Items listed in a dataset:
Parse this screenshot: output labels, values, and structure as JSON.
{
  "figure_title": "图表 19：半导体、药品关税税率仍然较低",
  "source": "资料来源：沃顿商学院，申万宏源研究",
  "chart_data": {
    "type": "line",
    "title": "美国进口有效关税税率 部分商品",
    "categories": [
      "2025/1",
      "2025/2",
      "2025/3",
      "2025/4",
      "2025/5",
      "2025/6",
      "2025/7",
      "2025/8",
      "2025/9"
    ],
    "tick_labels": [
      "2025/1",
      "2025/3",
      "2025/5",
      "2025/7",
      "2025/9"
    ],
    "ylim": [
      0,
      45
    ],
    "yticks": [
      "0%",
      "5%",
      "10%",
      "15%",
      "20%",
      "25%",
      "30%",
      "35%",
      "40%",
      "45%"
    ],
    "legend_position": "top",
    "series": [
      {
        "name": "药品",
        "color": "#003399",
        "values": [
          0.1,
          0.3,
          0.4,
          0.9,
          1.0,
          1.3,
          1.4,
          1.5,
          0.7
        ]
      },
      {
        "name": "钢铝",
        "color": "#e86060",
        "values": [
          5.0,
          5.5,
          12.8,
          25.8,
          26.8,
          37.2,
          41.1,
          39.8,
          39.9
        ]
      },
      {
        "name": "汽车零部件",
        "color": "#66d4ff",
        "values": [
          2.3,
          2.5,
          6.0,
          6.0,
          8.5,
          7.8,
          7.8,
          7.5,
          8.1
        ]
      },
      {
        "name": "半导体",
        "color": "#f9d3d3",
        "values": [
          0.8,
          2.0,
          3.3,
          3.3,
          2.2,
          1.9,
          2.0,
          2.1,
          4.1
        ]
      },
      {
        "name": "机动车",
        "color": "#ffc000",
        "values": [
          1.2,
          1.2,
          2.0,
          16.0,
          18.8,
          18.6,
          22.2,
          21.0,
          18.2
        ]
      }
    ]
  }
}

## Short exercise
Lines of the listing that contain the word "color" are to be counted; report only their number.

## Task output
5